Copy whichever lines contain the string "corrientes".

※ ※ ※

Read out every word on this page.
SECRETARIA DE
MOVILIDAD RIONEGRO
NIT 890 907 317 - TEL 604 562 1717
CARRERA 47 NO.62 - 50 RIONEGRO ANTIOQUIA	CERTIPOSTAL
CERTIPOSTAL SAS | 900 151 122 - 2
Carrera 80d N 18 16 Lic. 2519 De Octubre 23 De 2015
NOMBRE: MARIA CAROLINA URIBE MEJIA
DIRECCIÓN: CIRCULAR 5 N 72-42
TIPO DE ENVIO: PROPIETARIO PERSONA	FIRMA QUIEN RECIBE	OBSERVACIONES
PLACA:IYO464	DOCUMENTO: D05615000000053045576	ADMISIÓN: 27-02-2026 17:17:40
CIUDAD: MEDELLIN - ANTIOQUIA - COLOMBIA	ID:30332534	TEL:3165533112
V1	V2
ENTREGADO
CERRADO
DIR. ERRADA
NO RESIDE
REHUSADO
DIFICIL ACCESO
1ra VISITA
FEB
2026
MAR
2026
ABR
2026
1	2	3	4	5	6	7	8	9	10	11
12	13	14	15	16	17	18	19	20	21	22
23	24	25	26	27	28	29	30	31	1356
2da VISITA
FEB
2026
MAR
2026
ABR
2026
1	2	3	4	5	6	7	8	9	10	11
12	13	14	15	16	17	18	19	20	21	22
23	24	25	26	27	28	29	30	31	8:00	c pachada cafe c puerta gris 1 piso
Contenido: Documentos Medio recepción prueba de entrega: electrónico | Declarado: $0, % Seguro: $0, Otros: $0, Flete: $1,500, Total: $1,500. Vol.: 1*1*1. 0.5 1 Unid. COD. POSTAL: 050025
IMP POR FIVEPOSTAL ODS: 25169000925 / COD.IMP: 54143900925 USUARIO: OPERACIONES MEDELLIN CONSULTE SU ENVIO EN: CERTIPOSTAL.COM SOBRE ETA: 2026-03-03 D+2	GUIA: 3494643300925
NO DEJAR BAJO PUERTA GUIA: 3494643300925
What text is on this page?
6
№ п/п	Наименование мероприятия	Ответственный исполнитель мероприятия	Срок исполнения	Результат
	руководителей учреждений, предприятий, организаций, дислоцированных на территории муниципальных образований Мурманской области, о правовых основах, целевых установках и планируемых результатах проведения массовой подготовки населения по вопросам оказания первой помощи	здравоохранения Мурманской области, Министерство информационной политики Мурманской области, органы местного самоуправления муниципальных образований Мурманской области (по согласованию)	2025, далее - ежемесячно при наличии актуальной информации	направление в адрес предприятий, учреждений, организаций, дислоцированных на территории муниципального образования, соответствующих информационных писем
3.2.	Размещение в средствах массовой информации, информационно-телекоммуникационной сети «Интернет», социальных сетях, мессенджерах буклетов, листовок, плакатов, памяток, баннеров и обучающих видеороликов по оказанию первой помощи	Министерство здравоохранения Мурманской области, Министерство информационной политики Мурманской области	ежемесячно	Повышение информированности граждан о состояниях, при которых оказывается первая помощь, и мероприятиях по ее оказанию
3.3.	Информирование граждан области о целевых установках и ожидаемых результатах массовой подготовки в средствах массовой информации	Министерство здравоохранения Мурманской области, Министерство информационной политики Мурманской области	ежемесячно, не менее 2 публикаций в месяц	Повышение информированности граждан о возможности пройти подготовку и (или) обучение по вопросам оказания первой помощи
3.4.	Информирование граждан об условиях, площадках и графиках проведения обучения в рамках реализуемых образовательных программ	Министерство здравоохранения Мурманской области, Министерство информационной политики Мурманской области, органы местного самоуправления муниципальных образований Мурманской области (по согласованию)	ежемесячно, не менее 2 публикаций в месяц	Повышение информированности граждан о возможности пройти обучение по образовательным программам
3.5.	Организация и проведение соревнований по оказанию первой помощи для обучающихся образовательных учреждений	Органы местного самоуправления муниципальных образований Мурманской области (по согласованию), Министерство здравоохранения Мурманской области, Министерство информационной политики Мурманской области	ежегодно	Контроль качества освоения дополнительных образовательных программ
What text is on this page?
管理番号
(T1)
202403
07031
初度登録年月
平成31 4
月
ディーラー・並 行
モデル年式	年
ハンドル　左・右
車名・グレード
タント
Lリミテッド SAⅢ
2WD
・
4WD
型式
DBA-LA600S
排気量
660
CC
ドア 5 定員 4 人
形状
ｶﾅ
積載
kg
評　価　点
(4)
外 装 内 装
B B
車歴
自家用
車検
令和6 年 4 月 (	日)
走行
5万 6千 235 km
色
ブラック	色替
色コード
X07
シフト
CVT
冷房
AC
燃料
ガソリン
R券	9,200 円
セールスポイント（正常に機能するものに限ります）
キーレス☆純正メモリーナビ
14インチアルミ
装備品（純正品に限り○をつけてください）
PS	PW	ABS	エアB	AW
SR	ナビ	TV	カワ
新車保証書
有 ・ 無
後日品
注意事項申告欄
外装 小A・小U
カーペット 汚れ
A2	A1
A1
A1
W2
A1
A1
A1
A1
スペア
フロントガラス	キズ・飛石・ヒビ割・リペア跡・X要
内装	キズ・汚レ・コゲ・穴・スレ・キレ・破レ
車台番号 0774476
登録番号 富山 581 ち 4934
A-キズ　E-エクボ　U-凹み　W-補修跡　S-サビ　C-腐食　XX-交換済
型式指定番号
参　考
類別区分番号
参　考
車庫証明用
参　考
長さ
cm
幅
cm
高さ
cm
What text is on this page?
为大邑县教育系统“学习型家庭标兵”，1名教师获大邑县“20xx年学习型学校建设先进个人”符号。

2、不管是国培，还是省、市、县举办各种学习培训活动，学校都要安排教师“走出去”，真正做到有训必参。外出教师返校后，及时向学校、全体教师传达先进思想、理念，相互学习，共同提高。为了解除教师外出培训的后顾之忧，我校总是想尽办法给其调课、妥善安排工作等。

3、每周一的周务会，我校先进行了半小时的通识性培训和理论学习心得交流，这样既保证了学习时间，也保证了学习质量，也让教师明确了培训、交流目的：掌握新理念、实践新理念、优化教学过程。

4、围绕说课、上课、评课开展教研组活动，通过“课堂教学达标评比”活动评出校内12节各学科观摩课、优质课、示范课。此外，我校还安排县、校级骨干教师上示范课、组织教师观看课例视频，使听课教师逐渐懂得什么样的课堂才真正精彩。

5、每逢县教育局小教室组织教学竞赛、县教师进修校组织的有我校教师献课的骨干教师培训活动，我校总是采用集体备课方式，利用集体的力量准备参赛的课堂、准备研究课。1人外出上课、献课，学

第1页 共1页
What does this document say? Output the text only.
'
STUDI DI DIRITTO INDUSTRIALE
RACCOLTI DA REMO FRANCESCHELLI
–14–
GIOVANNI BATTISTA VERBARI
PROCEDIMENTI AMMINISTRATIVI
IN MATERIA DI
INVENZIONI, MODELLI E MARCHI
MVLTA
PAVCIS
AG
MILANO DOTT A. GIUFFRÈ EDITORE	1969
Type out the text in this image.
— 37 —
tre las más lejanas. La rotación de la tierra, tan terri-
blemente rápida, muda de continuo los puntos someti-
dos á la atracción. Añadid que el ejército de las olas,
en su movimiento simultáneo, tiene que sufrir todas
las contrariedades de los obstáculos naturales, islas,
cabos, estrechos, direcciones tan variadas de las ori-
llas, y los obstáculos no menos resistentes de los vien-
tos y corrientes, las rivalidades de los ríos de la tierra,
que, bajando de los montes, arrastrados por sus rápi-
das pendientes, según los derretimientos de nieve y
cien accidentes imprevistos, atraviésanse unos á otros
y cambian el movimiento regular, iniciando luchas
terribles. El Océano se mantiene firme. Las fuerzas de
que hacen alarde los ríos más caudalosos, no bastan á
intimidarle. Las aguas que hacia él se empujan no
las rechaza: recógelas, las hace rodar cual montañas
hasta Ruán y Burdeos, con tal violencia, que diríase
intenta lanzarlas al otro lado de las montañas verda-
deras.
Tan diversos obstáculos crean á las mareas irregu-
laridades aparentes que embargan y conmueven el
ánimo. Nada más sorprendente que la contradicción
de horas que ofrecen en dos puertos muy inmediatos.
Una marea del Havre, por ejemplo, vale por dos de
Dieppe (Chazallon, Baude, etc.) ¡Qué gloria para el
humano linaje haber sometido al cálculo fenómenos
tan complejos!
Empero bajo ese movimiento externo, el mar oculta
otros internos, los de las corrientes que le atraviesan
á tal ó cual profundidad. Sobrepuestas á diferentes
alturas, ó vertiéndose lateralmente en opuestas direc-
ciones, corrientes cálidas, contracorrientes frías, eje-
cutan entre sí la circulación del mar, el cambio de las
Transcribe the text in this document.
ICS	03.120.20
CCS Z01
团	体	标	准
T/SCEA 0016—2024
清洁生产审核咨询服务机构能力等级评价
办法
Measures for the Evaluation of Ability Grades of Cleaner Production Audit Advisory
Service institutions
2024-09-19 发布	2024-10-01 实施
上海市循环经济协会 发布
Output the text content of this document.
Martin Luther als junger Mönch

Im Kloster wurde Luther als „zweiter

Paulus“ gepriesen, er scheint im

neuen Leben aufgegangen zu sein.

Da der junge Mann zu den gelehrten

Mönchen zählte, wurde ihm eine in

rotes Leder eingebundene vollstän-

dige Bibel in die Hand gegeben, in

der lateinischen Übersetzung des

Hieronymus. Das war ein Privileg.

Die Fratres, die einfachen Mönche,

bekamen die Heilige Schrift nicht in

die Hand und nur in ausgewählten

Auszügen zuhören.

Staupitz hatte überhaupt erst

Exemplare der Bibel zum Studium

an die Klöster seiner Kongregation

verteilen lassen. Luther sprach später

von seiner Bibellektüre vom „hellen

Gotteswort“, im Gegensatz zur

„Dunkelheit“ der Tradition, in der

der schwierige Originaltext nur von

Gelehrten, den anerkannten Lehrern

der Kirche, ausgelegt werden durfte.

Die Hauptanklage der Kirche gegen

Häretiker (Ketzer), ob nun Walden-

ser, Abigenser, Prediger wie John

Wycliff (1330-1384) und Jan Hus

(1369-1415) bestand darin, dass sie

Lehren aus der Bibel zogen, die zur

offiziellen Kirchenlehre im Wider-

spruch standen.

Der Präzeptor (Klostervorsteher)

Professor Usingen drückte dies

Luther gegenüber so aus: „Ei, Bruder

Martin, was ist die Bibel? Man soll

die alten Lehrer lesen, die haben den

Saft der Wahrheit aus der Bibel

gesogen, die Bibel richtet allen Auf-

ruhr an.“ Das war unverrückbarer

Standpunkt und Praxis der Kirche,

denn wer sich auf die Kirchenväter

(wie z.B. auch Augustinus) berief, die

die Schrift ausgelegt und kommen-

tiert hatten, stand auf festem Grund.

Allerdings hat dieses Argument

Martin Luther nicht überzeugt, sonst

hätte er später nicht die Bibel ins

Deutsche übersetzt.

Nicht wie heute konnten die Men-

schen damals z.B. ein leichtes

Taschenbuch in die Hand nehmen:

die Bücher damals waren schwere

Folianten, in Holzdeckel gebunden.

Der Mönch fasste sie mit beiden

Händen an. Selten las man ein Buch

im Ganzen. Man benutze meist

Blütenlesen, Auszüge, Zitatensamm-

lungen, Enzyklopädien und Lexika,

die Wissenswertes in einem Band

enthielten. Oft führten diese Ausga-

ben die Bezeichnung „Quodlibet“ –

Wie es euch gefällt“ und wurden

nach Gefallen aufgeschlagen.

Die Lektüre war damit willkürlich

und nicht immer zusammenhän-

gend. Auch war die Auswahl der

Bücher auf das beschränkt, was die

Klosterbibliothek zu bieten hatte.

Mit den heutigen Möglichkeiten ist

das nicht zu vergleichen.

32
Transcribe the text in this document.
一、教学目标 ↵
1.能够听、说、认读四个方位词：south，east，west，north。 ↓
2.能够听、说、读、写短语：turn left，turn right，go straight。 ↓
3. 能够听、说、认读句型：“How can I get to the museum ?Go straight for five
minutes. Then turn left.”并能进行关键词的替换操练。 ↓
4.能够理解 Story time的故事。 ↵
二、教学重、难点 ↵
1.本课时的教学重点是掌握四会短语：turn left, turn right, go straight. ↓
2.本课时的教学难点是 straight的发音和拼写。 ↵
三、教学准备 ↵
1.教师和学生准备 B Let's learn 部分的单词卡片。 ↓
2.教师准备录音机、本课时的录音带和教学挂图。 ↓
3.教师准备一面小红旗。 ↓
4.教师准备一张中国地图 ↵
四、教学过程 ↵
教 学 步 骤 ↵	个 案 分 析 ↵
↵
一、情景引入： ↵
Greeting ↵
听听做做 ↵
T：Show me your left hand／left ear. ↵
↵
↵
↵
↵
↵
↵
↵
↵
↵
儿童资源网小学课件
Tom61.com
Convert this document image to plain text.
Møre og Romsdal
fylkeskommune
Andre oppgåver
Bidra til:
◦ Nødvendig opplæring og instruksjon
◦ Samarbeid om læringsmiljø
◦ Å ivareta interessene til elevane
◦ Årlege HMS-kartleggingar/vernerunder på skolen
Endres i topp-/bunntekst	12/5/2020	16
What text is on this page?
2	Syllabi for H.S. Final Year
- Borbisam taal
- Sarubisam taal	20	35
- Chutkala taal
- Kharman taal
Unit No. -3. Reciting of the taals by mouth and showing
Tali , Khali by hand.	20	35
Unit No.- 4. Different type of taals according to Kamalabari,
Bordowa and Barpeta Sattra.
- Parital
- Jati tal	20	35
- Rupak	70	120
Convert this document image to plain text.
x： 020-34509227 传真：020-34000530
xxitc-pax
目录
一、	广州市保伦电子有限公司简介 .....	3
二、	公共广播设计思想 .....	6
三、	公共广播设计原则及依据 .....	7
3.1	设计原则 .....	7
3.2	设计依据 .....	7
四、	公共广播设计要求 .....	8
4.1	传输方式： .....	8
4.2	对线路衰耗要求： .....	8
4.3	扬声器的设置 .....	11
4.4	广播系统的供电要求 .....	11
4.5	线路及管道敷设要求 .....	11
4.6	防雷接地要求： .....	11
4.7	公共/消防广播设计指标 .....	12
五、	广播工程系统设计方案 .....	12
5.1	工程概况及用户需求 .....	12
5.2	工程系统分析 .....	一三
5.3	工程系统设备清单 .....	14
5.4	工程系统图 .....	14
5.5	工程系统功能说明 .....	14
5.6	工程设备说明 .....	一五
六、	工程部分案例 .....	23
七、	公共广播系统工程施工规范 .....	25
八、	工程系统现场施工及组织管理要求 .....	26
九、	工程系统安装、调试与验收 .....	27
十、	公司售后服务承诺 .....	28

※ ※ ※

§ Answer to the problem
tos y corrientes, las rivalidades de los ríos de la tierra,
otros internos, los de las corrientes que le atraviesan
ciones, corrientes cálidas, contracorrientes frías, eje-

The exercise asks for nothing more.